AIM OF THE EXERCISE ▸
Give all the lines below again, exactly, with no pictures.

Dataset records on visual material
[start]

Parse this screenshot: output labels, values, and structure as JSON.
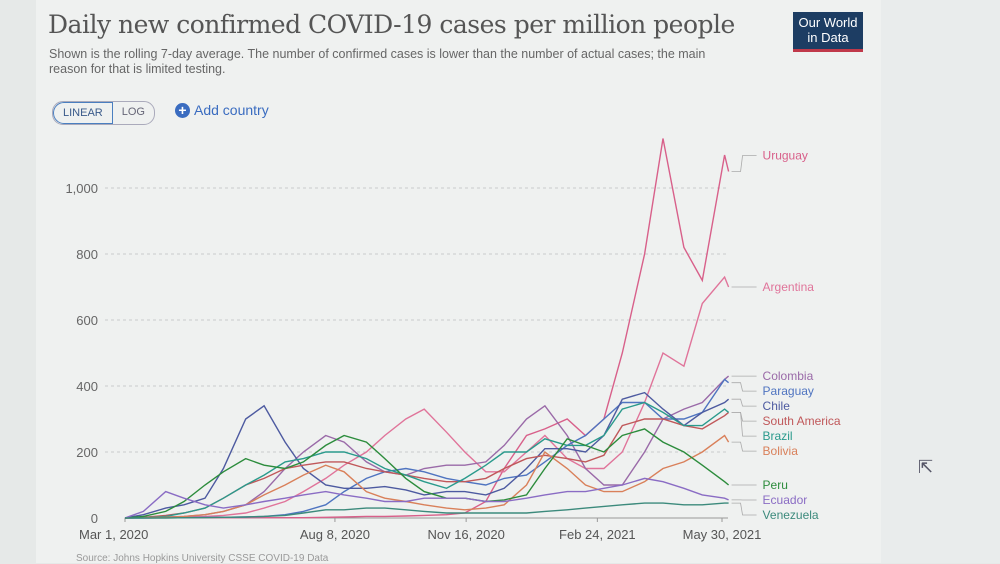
{
  "header": {
    "title": "Daily new confirmed COVID-19 cases per million people",
    "subtitle": "Shown is the rolling 7-day average. The number of confirmed cases is lower than the number of actual cases; the main reason for that is limited testing.",
    "logo": "Our World in Data"
  },
  "controls": {
    "linear": "LINEAR",
    "log": "LOG",
    "add_country": "Add country",
    "selected_scale": "linear"
  },
  "source": "Source: Johns Hopkins University CSSE COVID-19 Data",
  "chart_data": {
    "type": "line",
    "title": "Daily new confirmed COVID-19 cases per million people",
    "ylim": [
      0,
      1150
    ],
    "yticks": [
      0,
      200,
      400,
      600,
      800,
      1000
    ],
    "ytick_labels": [
      "0",
      "200",
      "400",
      "600",
      "800",
      "1,000"
    ],
    "xticks": [
      "2020-03-01",
      "2020-08-08",
      "2020-11-16",
      "2021-02-24",
      "2021-05-30"
    ],
    "xtick_labels": [
      "Mar 1, 2020",
      "Aug 8, 2020",
      "Nov 16, 2020",
      "Feb 24, 2021",
      "May 30, 2021"
    ],
    "grid": "horizontal dashed",
    "x": [
      "2020-03-01",
      "2020-03-15",
      "2020-04-01",
      "2020-04-15",
      "2020-05-01",
      "2020-05-15",
      "2020-06-01",
      "2020-06-15",
      "2020-07-01",
      "2020-07-15",
      "2020-08-01",
      "2020-08-15",
      "2020-09-01",
      "2020-09-15",
      "2020-10-01",
      "2020-10-15",
      "2020-11-01",
      "2020-11-15",
      "2020-12-01",
      "2020-12-15",
      "2021-01-01",
      "2021-01-15",
      "2021-02-01",
      "2021-02-15",
      "2021-03-01",
      "2021-03-15",
      "2021-04-01",
      "2021-04-15",
      "2021-05-01",
      "2021-05-15",
      "2021-06-01",
      "2021-06-04"
    ],
    "series": [
      {
        "name": "Uruguay",
        "color": "#d8608a",
        "values": [
          0,
          1,
          2,
          1,
          1,
          1,
          1,
          1,
          1,
          1,
          2,
          3,
          5,
          5,
          6,
          8,
          10,
          15,
          50,
          150,
          250,
          270,
          300,
          250,
          300,
          500,
          800,
          1150,
          820,
          720,
          1100,
          1050
        ]
      },
      {
        "name": "Argentina",
        "color": "#e0749a",
        "values": [
          0,
          1,
          2,
          3,
          5,
          8,
          15,
          30,
          50,
          80,
          120,
          160,
          200,
          250,
          300,
          330,
          260,
          200,
          140,
          140,
          200,
          250,
          180,
          150,
          150,
          200,
          350,
          500,
          460,
          650,
          730,
          700
        ]
      },
      {
        "name": "Colombia",
        "color": "#9a6aa8",
        "values": [
          0,
          1,
          3,
          5,
          10,
          20,
          40,
          80,
          150,
          200,
          250,
          230,
          170,
          140,
          130,
          150,
          160,
          160,
          170,
          220,
          300,
          340,
          250,
          150,
          100,
          100,
          200,
          300,
          330,
          350,
          420,
          430
        ]
      },
      {
        "name": "Paraguay",
        "color": "#4f74c0",
        "values": [
          0,
          0,
          1,
          1,
          2,
          2,
          3,
          5,
          10,
          20,
          40,
          80,
          120,
          140,
          150,
          140,
          120,
          110,
          100,
          120,
          130,
          170,
          220,
          250,
          300,
          350,
          350,
          300,
          300,
          320,
          420,
          410
        ]
      },
      {
        "name": "Chile",
        "color": "#4d5aa0",
        "values": [
          0,
          10,
          30,
          40,
          60,
          150,
          300,
          340,
          230,
          150,
          100,
          90,
          90,
          95,
          85,
          70,
          80,
          80,
          70,
          90,
          150,
          210,
          210,
          200,
          250,
          360,
          380,
          330,
          280,
          320,
          350,
          360
        ]
      },
      {
        "name": "South America",
        "color": "#c0585a",
        "values": [
          0,
          2,
          8,
          15,
          30,
          60,
          100,
          120,
          150,
          160,
          170,
          170,
          150,
          140,
          130,
          120,
          110,
          110,
          120,
          150,
          180,
          190,
          180,
          170,
          190,
          280,
          300,
          300,
          280,
          270,
          310,
          320
        ]
      },
      {
        "name": "Brazil",
        "color": "#2a9a8c",
        "values": [
          0,
          1,
          5,
          15,
          30,
          60,
          100,
          130,
          170,
          180,
          200,
          200,
          180,
          150,
          130,
          110,
          90,
          120,
          160,
          200,
          200,
          240,
          220,
          220,
          250,
          330,
          350,
          320,
          280,
          280,
          330,
          320
        ]
      },
      {
        "name": "Bolivia",
        "color": "#d9805a",
        "values": [
          0,
          1,
          2,
          5,
          10,
          20,
          40,
          70,
          100,
          130,
          160,
          140,
          80,
          60,
          50,
          40,
          30,
          25,
          30,
          40,
          100,
          200,
          150,
          100,
          80,
          80,
          110,
          150,
          170,
          200,
          250,
          230
        ]
      },
      {
        "name": "Peru",
        "color": "#2c8c3c",
        "values": [
          0,
          5,
          20,
          50,
          100,
          140,
          180,
          160,
          150,
          170,
          220,
          250,
          230,
          180,
          120,
          80,
          60,
          60,
          50,
          55,
          70,
          150,
          240,
          220,
          200,
          250,
          270,
          230,
          200,
          160,
          110,
          100
        ]
      },
      {
        "name": "Ecuador",
        "color": "#8a6cc4",
        "values": [
          0,
          20,
          80,
          60,
          40,
          30,
          40,
          50,
          60,
          70,
          80,
          70,
          60,
          50,
          50,
          60,
          60,
          60,
          50,
          50,
          60,
          70,
          80,
          80,
          90,
          100,
          120,
          110,
          90,
          70,
          60,
          55
        ]
      },
      {
        "name": "Venezuela",
        "color": "#3c8a7c",
        "values": [
          0,
          0,
          0,
          1,
          1,
          2,
          3,
          5,
          8,
          15,
          25,
          25,
          30,
          30,
          25,
          20,
          15,
          15,
          15,
          15,
          15,
          20,
          25,
          30,
          35,
          40,
          45,
          45,
          40,
          40,
          45,
          45
        ]
      }
    ]
  }
}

[end]

COMPLETED TASK ▸
Parse this screenshot: output labels, values, and structure as JSON.
{
  "header": {
    "title": "Daily new confirmed COVID-19 cases per million people",
    "subtitle": "Shown is the rolling 7-day average. The number of confirmed cases is lower than the number of actual cases; the main reason for that is limited testing.",
    "logo": "Our World in Data"
  },
  "controls": {
    "linear": "LINEAR",
    "log": "LOG",
    "add_country": "Add country",
    "selected_scale": "linear"
  },
  "source": "Source: Johns Hopkins University CSSE COVID-19 Data",
  "chart_data": {
    "type": "line",
    "title": "Daily new confirmed COVID-19 cases per million people",
    "ylim": [
      0,
      1150
    ],
    "yticks": [
      0,
      200,
      400,
      600,
      800,
      1000
    ],
    "ytick_labels": [
      "0",
      "200",
      "400",
      "600",
      "800",
      "1,000"
    ],
    "xticks": [
      "2020-03-01",
      "2020-08-08",
      "2020-11-16",
      "2021-02-24",
      "2021-05-30"
    ],
    "xtick_labels": [
      "Mar 1, 2020",
      "Aug 8, 2020",
      "Nov 16, 2020",
      "Feb 24, 2021",
      "May 30, 2021"
    ],
    "grid": "horizontal dashed",
    "x": [
      "2020-03-01",
      "2020-03-15",
      "2020-04-01",
      "2020-04-15",
      "2020-05-01",
      "2020-05-15",
      "2020-06-01",
      "2020-06-15",
      "2020-07-01",
      "2020-07-15",
      "2020-08-01",
      "2020-08-15",
      "2020-09-01",
      "2020-09-15",
      "2020-10-01",
      "2020-10-15",
      "2020-11-01",
      "2020-11-15",
      "2020-12-01",
      "2020-12-15",
      "2021-01-01",
      "2021-01-15",
      "2021-02-01",
      "2021-02-15",
      "2021-03-01",
      "2021-03-15",
      "2021-04-01",
      "2021-04-15",
      "2021-05-01",
      "2021-05-15",
      "2021-06-01",
      "2021-06-04"
    ],
    "series": [
      {
        "name": "Uruguay",
        "color": "#d8608a",
        "values": [
          0,
          1,
          2,
          1,
          1,
          1,
          1,
          1,
          1,
          1,
          2,
          3,
          5,
          5,
          6,
          8,
          10,
          15,
          50,
          150,
          250,
          270,
          300,
          250,
          300,
          500,
          800,
          1150,
          820,
          720,
          1100,
          1050
        ]
      },
      {
        "name": "Argentina",
        "color": "#e0749a",
        "values": [
          0,
          1,
          2,
          3,
          5,
          8,
          15,
          30,
          50,
          80,
          120,
          160,
          200,
          250,
          300,
          330,
          260,
          200,
          140,
          140,
          200,
          250,
          180,
          150,
          150,
          200,
          350,
          500,
          460,
          650,
          730,
          700
        ]
      },
      {
        "name": "Colombia",
        "color": "#9a6aa8",
        "values": [
          0,
          1,
          3,
          5,
          10,
          20,
          40,
          80,
          150,
          200,
          250,
          230,
          170,
          140,
          130,
          150,
          160,
          160,
          170,
          220,
          300,
          340,
          250,
          150,
          100,
          100,
          200,
          300,
          330,
          350,
          420,
          430
        ]
      },
      {
        "name": "Paraguay",
        "color": "#4f74c0",
        "values": [
          0,
          0,
          1,
          1,
          2,
          2,
          3,
          5,
          10,
          20,
          40,
          80,
          120,
          140,
          150,
          140,
          120,
          110,
          100,
          120,
          130,
          170,
          220,
          250,
          300,
          350,
          350,
          300,
          300,
          320,
          420,
          410
        ]
      },
      {
        "name": "Chile",
        "color": "#4d5aa0",
        "values": [
          0,
          10,
          30,
          40,
          60,
          150,
          300,
          340,
          230,
          150,
          100,
          90,
          90,
          95,
          85,
          70,
          80,
          80,
          70,
          90,
          150,
          210,
          210,
          200,
          250,
          360,
          380,
          330,
          280,
          320,
          350,
          360
        ]
      },
      {
        "name": "South America",
        "color": "#c0585a",
        "values": [
          0,
          2,
          8,
          15,
          30,
          60,
          100,
          120,
          150,
          160,
          170,
          170,
          150,
          140,
          130,
          120,
          110,
          110,
          120,
          150,
          180,
          190,
          180,
          170,
          190,
          280,
          300,
          300,
          280,
          270,
          310,
          320
        ]
      },
      {
        "name": "Brazil",
        "color": "#2a9a8c",
        "values": [
          0,
          1,
          5,
          15,
          30,
          60,
          100,
          130,
          170,
          180,
          200,
          200,
          180,
          150,
          130,
          110,
          90,
          120,
          160,
          200,
          200,
          240,
          220,
          220,
          250,
          330,
          350,
          320,
          280,
          280,
          330,
          320
        ]
      },
      {
        "name": "Bolivia",
        "color": "#d9805a",
        "values": [
          0,
          1,
          2,
          5,
          10,
          20,
          40,
          70,
          100,
          130,
          160,
          140,
          80,
          60,
          50,
          40,
          30,
          25,
          30,
          40,
          100,
          200,
          150,
          100,
          80,
          80,
          110,
          150,
          170,
          200,
          250,
          230
        ]
      },
      {
        "name": "Peru",
        "color": "#2c8c3c",
        "values": [
          0,
          5,
          20,
          50,
          100,
          140,
          180,
          160,
          150,
          170,
          220,
          250,
          230,
          180,
          120,
          80,
          60,
          60,
          50,
          55,
          70,
          150,
          240,
          220,
          200,
          250,
          270,
          230,
          200,
          160,
          110,
          100
        ]
      },
      {
        "name": "Ecuador",
        "color": "#8a6cc4",
        "values": [
          0,
          20,
          80,
          60,
          40,
          30,
          40,
          50,
          60,
          70,
          80,
          70,
          60,
          50,
          50,
          60,
          60,
          60,
          50,
          50,
          60,
          70,
          80,
          80,
          90,
          100,
          120,
          110,
          90,
          70,
          60,
          55
        ]
      },
      {
        "name": "Venezuela",
        "color": "#3c8a7c",
        "values": [
          0,
          0,
          0,
          1,
          1,
          2,
          3,
          5,
          8,
          15,
          25,
          25,
          30,
          30,
          25,
          20,
          15,
          15,
          15,
          15,
          15,
          20,
          25,
          30,
          35,
          40,
          45,
          45,
          40,
          40,
          45,
          45
        ]
      }
    ]
  }
}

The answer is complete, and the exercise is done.